● To be done:
Using the listing below, select the lines with the word "target" and copy them.

● Provided information:
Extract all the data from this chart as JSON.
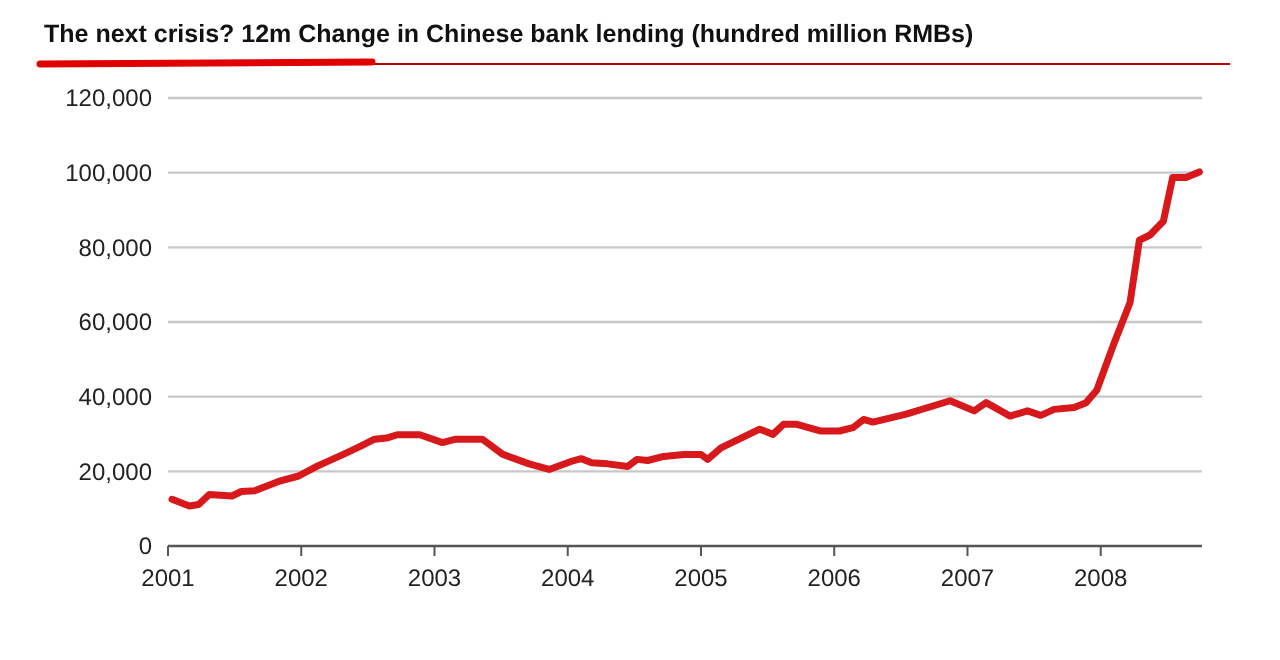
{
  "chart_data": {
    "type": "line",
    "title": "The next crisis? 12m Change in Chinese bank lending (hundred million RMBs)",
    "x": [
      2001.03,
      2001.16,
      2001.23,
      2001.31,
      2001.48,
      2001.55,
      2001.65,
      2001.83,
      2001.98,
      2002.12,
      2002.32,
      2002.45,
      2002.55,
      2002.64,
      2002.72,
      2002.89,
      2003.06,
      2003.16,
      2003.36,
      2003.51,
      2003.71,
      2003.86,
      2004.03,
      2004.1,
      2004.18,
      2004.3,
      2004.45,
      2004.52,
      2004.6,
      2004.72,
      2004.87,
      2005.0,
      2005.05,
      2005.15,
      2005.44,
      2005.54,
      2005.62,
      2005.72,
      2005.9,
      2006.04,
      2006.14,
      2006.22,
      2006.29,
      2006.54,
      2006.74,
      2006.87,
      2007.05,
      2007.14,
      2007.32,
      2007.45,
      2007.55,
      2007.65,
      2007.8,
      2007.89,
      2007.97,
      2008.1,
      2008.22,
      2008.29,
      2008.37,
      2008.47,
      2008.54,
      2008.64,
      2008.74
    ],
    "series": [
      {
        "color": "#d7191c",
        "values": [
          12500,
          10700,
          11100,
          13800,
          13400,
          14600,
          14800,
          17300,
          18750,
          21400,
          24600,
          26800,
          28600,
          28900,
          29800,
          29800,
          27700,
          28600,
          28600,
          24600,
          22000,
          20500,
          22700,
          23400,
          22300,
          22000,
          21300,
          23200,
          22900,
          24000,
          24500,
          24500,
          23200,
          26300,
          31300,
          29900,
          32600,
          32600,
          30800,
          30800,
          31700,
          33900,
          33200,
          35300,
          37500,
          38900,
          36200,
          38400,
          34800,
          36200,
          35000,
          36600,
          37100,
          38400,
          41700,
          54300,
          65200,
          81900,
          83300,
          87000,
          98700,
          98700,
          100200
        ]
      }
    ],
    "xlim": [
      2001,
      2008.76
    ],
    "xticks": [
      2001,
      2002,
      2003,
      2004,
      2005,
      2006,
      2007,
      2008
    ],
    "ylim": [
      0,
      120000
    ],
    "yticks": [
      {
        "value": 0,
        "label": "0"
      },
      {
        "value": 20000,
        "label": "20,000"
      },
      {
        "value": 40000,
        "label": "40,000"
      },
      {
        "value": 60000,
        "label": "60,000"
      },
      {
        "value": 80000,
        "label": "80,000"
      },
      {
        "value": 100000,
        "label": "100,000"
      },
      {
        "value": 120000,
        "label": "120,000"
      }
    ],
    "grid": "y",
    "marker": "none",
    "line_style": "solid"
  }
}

==

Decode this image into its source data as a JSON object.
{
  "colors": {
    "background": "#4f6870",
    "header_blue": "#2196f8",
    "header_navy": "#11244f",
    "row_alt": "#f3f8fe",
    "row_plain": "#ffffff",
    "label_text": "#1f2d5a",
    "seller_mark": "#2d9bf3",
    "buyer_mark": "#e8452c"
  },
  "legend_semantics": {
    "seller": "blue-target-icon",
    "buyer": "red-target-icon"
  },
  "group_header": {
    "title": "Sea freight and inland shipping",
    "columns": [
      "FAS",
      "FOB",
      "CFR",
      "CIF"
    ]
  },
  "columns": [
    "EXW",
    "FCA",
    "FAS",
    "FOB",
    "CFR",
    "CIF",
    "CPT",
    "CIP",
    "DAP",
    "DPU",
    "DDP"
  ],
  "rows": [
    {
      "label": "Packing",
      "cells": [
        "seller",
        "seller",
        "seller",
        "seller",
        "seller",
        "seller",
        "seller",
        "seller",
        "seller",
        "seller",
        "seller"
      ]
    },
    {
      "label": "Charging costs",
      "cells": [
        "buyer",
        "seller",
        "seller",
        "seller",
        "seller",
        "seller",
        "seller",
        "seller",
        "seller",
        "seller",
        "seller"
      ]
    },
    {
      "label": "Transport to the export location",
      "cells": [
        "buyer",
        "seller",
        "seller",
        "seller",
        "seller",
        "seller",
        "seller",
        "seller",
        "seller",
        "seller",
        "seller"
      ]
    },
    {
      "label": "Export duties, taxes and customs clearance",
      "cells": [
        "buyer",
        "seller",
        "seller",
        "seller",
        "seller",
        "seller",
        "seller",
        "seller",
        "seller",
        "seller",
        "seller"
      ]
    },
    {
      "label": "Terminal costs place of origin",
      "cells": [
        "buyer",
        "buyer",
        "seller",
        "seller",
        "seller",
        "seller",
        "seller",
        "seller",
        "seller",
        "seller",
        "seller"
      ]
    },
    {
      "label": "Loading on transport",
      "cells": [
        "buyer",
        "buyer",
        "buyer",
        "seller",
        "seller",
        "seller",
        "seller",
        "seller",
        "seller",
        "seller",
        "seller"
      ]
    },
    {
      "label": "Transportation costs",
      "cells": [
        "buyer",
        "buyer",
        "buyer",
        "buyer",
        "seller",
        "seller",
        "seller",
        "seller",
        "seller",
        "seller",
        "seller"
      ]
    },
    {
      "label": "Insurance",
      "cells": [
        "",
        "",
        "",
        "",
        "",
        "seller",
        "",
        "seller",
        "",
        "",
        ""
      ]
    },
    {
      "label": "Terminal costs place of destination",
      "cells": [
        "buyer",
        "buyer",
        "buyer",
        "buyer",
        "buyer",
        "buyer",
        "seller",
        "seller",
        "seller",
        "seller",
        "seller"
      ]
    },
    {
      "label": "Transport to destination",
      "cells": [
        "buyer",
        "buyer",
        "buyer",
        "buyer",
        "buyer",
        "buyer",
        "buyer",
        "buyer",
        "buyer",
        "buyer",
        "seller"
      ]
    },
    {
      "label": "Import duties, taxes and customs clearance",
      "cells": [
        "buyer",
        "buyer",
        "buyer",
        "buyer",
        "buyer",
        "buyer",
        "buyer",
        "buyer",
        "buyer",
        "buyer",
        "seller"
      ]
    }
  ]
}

● Full response:
    "seller": "blue-target-icon",
    "buyer": "red-target-icon"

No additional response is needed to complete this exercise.